◆ **EXERCISE DIRECTIONS**
Print, exactly and completely, every entry in the data.

☆ ☆ ☆ ☆ ☆ ☆ ☆

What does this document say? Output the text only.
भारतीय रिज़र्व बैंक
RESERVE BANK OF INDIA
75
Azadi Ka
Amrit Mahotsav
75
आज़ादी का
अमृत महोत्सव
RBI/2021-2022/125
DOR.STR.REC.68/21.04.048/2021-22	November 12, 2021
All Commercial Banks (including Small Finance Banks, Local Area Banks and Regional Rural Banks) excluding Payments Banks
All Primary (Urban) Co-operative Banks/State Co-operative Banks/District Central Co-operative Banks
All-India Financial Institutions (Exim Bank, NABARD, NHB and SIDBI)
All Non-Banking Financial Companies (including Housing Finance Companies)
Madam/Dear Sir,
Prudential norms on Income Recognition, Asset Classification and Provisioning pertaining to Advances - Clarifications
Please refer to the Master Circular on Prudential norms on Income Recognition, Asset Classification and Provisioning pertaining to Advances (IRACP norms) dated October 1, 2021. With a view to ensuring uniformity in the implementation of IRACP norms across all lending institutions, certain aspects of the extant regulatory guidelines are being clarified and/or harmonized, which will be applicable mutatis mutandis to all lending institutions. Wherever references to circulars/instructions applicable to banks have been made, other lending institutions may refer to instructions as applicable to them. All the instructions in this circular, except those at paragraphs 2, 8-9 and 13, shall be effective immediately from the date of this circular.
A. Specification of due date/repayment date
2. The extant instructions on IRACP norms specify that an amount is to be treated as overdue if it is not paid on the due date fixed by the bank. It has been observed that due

☆ ☆ ☆ ☆ ☆ ☆ ☆

◆ **ANSWER TO THIS TASK**
What does this document say? Output the text only.
भारतीय रिज़र्व बैंक
RESERVE BANK OF INDIA
75
Azadi Ka
Amrit Mahotsav
75
आज़ादी का
अमृत महोत्सव
RBI/2021-2022/125
DOR.STR.REC.68/21.04.048/2021-22	November 12, 2021
All Commercial Banks (including Small Finance Banks, Local Area Banks and Regional Rural Banks) excluding Payments Banks
All Primary (Urban) Co-operative Banks/State Co-operative Banks/District Central Co-operative Banks
All-India Financial Institutions (Exim Bank, NABARD, NHB and SIDBI)
All Non-Banking Financial Companies (including Housing Finance Companies)
Madam/Dear Sir,
Prudential norms on Income Recognition, Asset Classification and Provisioning pertaining to Advances - Clarifications
Please refer to the Master Circular on Prudential norms on Income Recognition, Asset Classification and Provisioning pertaining to Advances (IRACP norms) dated October 1, 2021. With a view to ensuring uniformity in the implementation of IRACP norms across all lending institutions, certain aspects of the extant regulatory guidelines are being clarified and/or harmonized, which will be applicable mutatis mutandis to all lending institutions. Wherever references to circulars/instructions applicable to banks have been made, other lending institutions may refer to instructions as applicable to them. All the instructions in this circular, except those at paragraphs 2, 8-9 and 13, shall be effective immediately from the date of this circular.
A. Specification of due date/repayment date
2. The extant instructions on IRACP norms specify that an amount is to be treated as overdue if it is not paid on the due date fixed by the bank. It has been observed that due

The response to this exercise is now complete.